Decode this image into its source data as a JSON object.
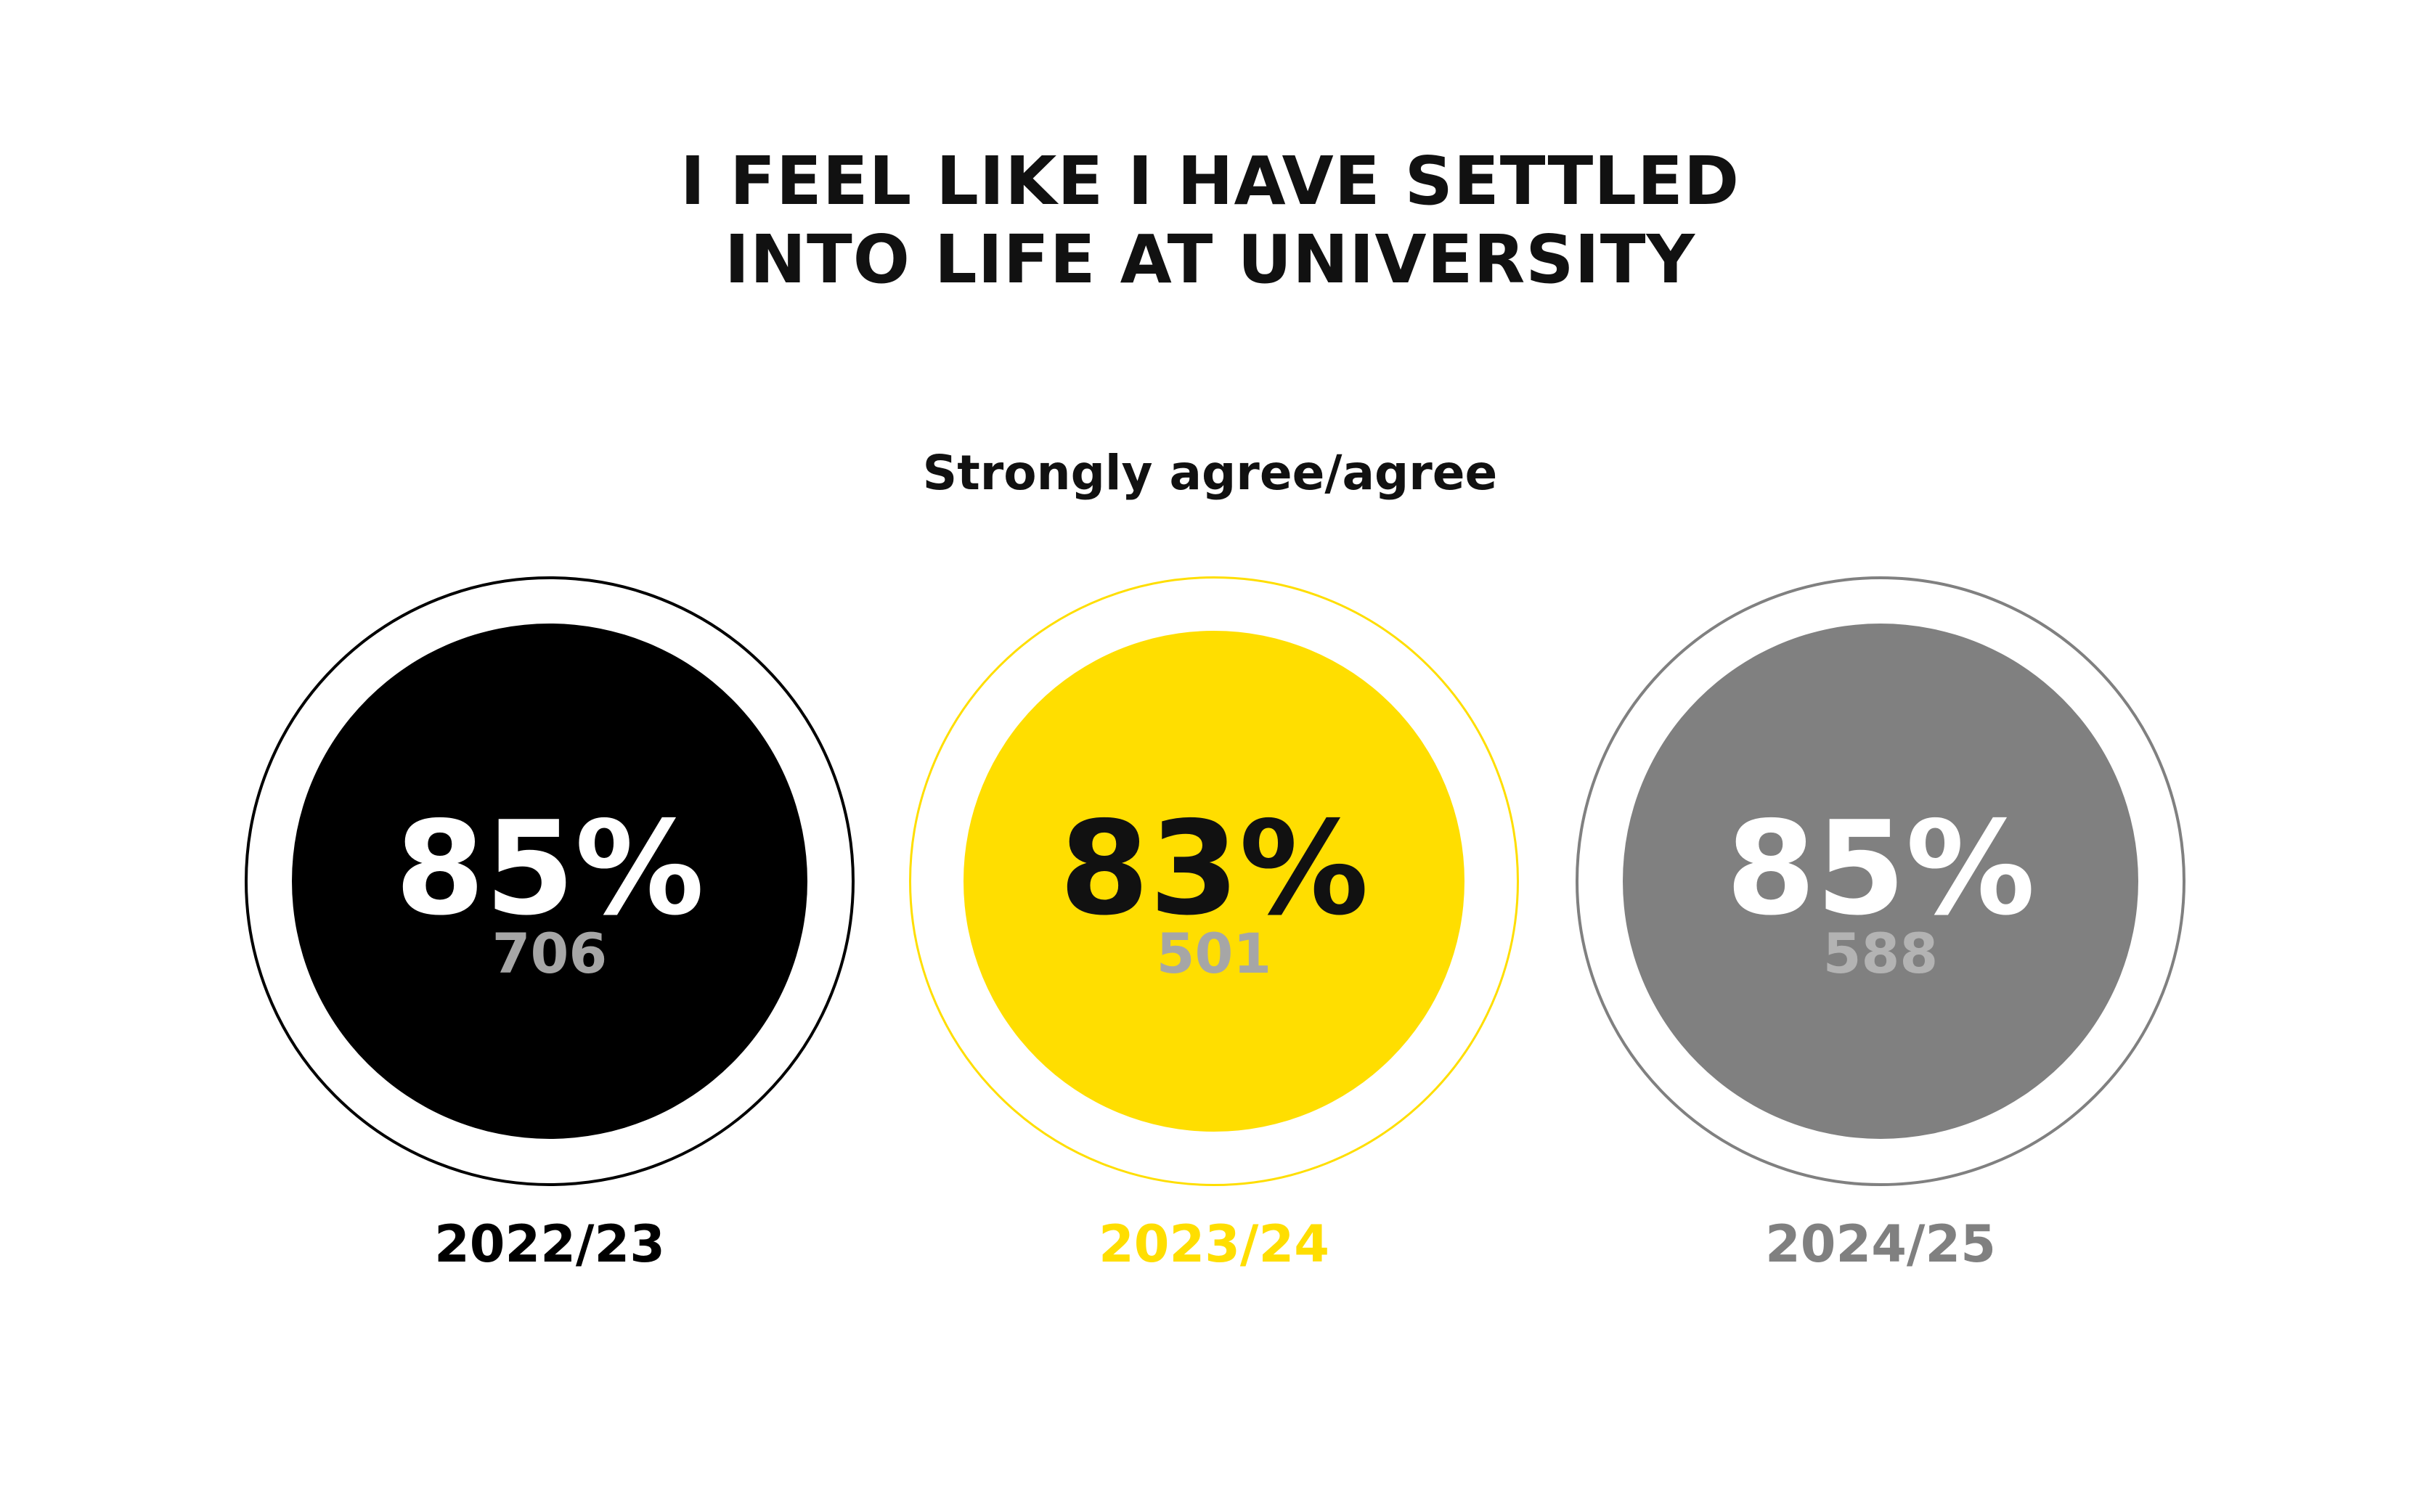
{
  "title": {
    "line1": "I FEEL LIKE I HAVE SETTLED",
    "line2": "INTO LIFE AT UNIVERSITY"
  },
  "subtitle": "Strongly agree/agree",
  "chart_data": {
    "type": "bar",
    "title": "I FEEL LIKE I HAVE SETTLED INTO LIFE AT UNIVERSITY",
    "subtitle": "Strongly agree/agree",
    "categories": [
      "2022/23",
      "2023/24",
      "2024/25"
    ],
    "values": [
      85,
      83,
      85
    ],
    "counts": [
      706,
      501,
      588
    ],
    "items": [
      {
        "year": "2022/23",
        "percent": "85%",
        "count": "706",
        "ring_color": "#000000",
        "fill_color": "#000000",
        "percent_color": "#ffffff",
        "count_color": "#a6a6a6",
        "year_color": "#000000"
      },
      {
        "year": "2023/24",
        "percent": "83%",
        "count": "501",
        "ring_color": "#ffde00",
        "fill_color": "#ffde00",
        "percent_color": "#111111",
        "count_color": "#a6a6a6",
        "year_color": "#ffde00"
      },
      {
        "year": "2024/25",
        "percent": "85%",
        "count": "588",
        "ring_color": "#808080",
        "fill_color": "#808080",
        "percent_color": "#ffffff",
        "count_color": "#b3b3b3",
        "year_color": "#808080"
      }
    ]
  }
}
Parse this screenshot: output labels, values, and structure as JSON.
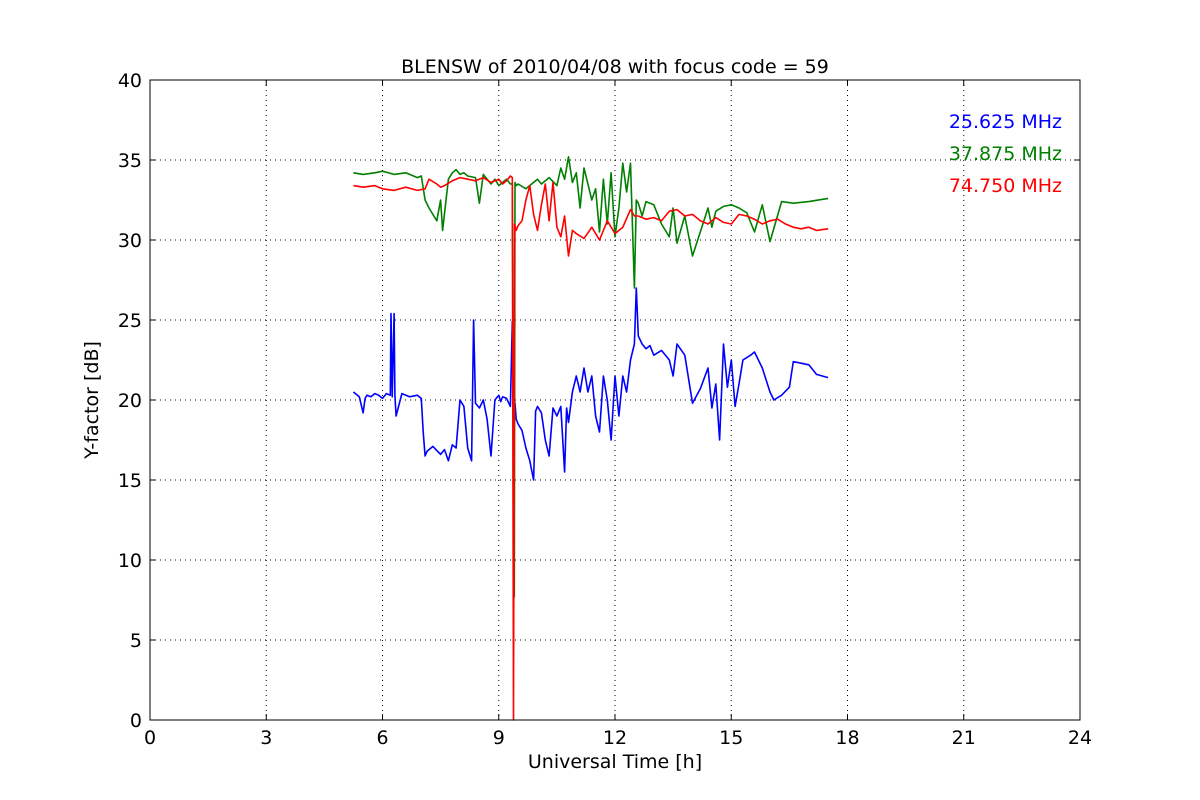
{
  "chart_data": {
    "type": "line",
    "title": "BLENSW of 2010/04/08 with focus code = 59",
    "xlabel": "Universal Time [h]",
    "ylabel": "Y-factor [dB]",
    "xlim": [
      0,
      24
    ],
    "ylim": [
      0,
      40
    ],
    "xticks": [
      0,
      3,
      6,
      9,
      12,
      15,
      18,
      21,
      24
    ],
    "yticks": [
      0,
      5,
      10,
      15,
      20,
      25,
      30,
      35,
      40
    ],
    "grid": true,
    "legend_position": "top-right",
    "series": [
      {
        "name": "25.625 MHz",
        "color": "#0000ff",
        "x": [
          5.25,
          5.4,
          5.5,
          5.55,
          5.6,
          5.7,
          5.8,
          5.9,
          6.0,
          6.1,
          6.2,
          6.22,
          6.25,
          6.3,
          6.32,
          6.35,
          6.5,
          6.7,
          6.9,
          7.0,
          7.05,
          7.1,
          7.15,
          7.3,
          7.5,
          7.6,
          7.7,
          7.8,
          7.9,
          8.0,
          8.1,
          8.2,
          8.3,
          8.35,
          8.4,
          8.5,
          8.6,
          8.7,
          8.8,
          8.9,
          9.0,
          9.05,
          9.1,
          9.2,
          9.3,
          9.35,
          9.4,
          9.42,
          9.45,
          9.5,
          9.6,
          9.7,
          9.8,
          9.9,
          9.95,
          10.0,
          10.05,
          10.1,
          10.2,
          10.3,
          10.4,
          10.5,
          10.6,
          10.7,
          10.75,
          10.8,
          10.9,
          11.0,
          11.1,
          11.2,
          11.3,
          11.4,
          11.5,
          11.6,
          11.7,
          11.8,
          11.9,
          12.0,
          12.1,
          12.2,
          12.3,
          12.4,
          12.5,
          12.55,
          12.6,
          12.7,
          12.8,
          12.9,
          13.0,
          13.2,
          13.4,
          13.5,
          13.6,
          13.8,
          14.0,
          14.2,
          14.4,
          14.5,
          14.6,
          14.7,
          14.8,
          14.9,
          15.0,
          15.1,
          15.2,
          15.3,
          15.5,
          15.6,
          15.8,
          16.0,
          16.1,
          16.3,
          16.5,
          16.6,
          16.8,
          17.0,
          17.2,
          17.5
        ],
        "y": [
          20.5,
          20.2,
          19.2,
          20.1,
          20.3,
          20.2,
          20.4,
          20.3,
          20.1,
          20.4,
          20.3,
          25.4,
          20.2,
          25.4,
          20.3,
          19.0,
          20.4,
          20.2,
          20.3,
          20.1,
          18.0,
          16.5,
          16.8,
          17.1,
          16.6,
          16.9,
          16.2,
          17.2,
          17.0,
          20.0,
          19.6,
          17.0,
          16.2,
          25.0,
          19.8,
          19.5,
          20.0,
          18.8,
          16.5,
          20.0,
          20.3,
          19.9,
          20.2,
          20.1,
          19.6,
          24.9,
          20.0,
          19.8,
          18.8,
          18.5,
          18.1,
          17.0,
          16.2,
          15.0,
          19.3,
          19.6,
          19.4,
          19.2,
          17.5,
          16.5,
          19.5,
          19.0,
          19.6,
          15.5,
          19.5,
          18.6,
          20.5,
          21.5,
          20.5,
          22.0,
          20.5,
          21.5,
          19.0,
          18.0,
          21.5,
          20.0,
          17.5,
          21.5,
          19.0,
          21.5,
          20.5,
          22.5,
          23.5,
          27.0,
          24.0,
          23.5,
          23.2,
          23.4,
          22.8,
          23.1,
          22.5,
          21.5,
          23.5,
          22.8,
          19.8,
          20.7,
          22.0,
          19.5,
          21.0,
          17.5,
          23.5,
          20.8,
          22.5,
          19.6,
          21.0,
          22.5,
          22.8,
          23.0,
          22.0,
          20.5,
          20.0,
          20.3,
          20.8,
          22.4,
          22.3,
          22.2,
          21.6,
          21.4
        ]
      },
      {
        "name": "37.875 MHz",
        "color": "#008000",
        "x": [
          5.25,
          5.5,
          5.8,
          6.0,
          6.3,
          6.6,
          6.9,
          7.0,
          7.1,
          7.2,
          7.4,
          7.5,
          7.55,
          7.7,
          7.8,
          7.9,
          8.0,
          8.1,
          8.2,
          8.4,
          8.5,
          8.6,
          8.7,
          8.8,
          8.9,
          9.0,
          9.1,
          9.2,
          9.3,
          9.35,
          9.4,
          9.42,
          9.45,
          9.5,
          9.7,
          9.9,
          10.0,
          10.1,
          10.3,
          10.5,
          10.6,
          10.7,
          10.8,
          10.9,
          11.0,
          11.1,
          11.2,
          11.4,
          11.5,
          11.6,
          11.7,
          11.8,
          11.9,
          12.0,
          12.1,
          12.2,
          12.3,
          12.4,
          12.5,
          12.55,
          12.6,
          12.7,
          12.8,
          13.0,
          13.2,
          13.4,
          13.5,
          13.6,
          13.8,
          14.0,
          14.2,
          14.4,
          14.5,
          14.6,
          14.8,
          15.0,
          15.2,
          15.4,
          15.6,
          15.8,
          16.0,
          16.3,
          16.6,
          17.0,
          17.5
        ],
        "y": [
          34.2,
          34.1,
          34.2,
          34.3,
          34.1,
          34.2,
          33.9,
          34.0,
          32.5,
          32.0,
          31.2,
          32.5,
          30.6,
          33.8,
          34.2,
          34.4,
          34.1,
          34.2,
          34.0,
          33.9,
          32.3,
          34.1,
          33.8,
          33.5,
          33.8,
          33.4,
          33.6,
          33.8,
          33.5,
          33.5,
          7.7,
          33.6,
          33.4,
          33.5,
          33.2,
          33.6,
          33.8,
          33.5,
          33.9,
          33.4,
          34.5,
          33.8,
          35.2,
          33.6,
          34.2,
          32.0,
          34.5,
          32.5,
          33.2,
          30.5,
          33.8,
          31.0,
          34.2,
          30.2,
          32.0,
          34.8,
          33.0,
          34.8,
          27.0,
          32.5,
          32.3,
          31.5,
          32.4,
          32.2,
          31.0,
          30.2,
          32.0,
          29.8,
          31.5,
          29.0,
          30.5,
          32.0,
          30.8,
          31.8,
          32.1,
          32.2,
          32.0,
          31.7,
          30.5,
          32.2,
          29.9,
          32.4,
          32.3,
          32.4,
          32.6
        ]
      },
      {
        "name": "74.750 MHz",
        "color": "#ff0000",
        "x": [
          5.25,
          5.5,
          5.8,
          6.0,
          6.3,
          6.6,
          6.9,
          7.1,
          7.2,
          7.4,
          7.5,
          7.6,
          7.8,
          8.0,
          8.2,
          8.4,
          8.6,
          8.8,
          9.0,
          9.1,
          9.2,
          9.3,
          9.35,
          9.38,
          9.41,
          9.45,
          9.5,
          9.6,
          9.7,
          9.8,
          9.9,
          10.0,
          10.1,
          10.2,
          10.3,
          10.4,
          10.5,
          10.6,
          10.7,
          10.8,
          10.9,
          11.0,
          11.2,
          11.4,
          11.6,
          11.8,
          12.0,
          12.2,
          12.4,
          12.5,
          12.6,
          12.8,
          13.0,
          13.2,
          13.4,
          13.6,
          13.8,
          14.0,
          14.2,
          14.4,
          14.6,
          14.8,
          15.0,
          15.2,
          15.4,
          15.6,
          15.8,
          16.0,
          16.2,
          16.4,
          16.6,
          16.8,
          17.0,
          17.2,
          17.5
        ],
        "y": [
          33.4,
          33.3,
          33.4,
          33.2,
          33.1,
          33.3,
          33.1,
          33.2,
          33.8,
          33.5,
          33.3,
          33.4,
          33.7,
          33.9,
          33.8,
          33.7,
          33.9,
          33.6,
          33.8,
          33.5,
          33.7,
          34.0,
          33.9,
          0.0,
          31.0,
          30.6,
          30.9,
          31.2,
          32.5,
          33.4,
          31.6,
          30.6,
          32.2,
          33.5,
          31.2,
          33.6,
          30.8,
          30.2,
          31.5,
          29.0,
          30.6,
          30.4,
          30.1,
          30.8,
          30.0,
          31.2,
          30.4,
          30.8,
          31.9,
          31.5,
          31.5,
          31.3,
          31.4,
          31.2,
          31.8,
          31.9,
          31.5,
          31.6,
          31.2,
          31.0,
          31.4,
          31.1,
          31.0,
          31.6,
          31.5,
          31.3,
          31.0,
          31.2,
          31.3,
          31.0,
          30.8,
          30.7,
          30.8,
          30.6,
          30.7
        ]
      }
    ]
  }
}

### TASK TO CARRY OUT
Go through the material and copy out every line with "JSON" in it.

### TASK RESPONSE
Decode this image into its source data as a JSON object.
Parse this screenshot: output labels, values, and structure as JSON.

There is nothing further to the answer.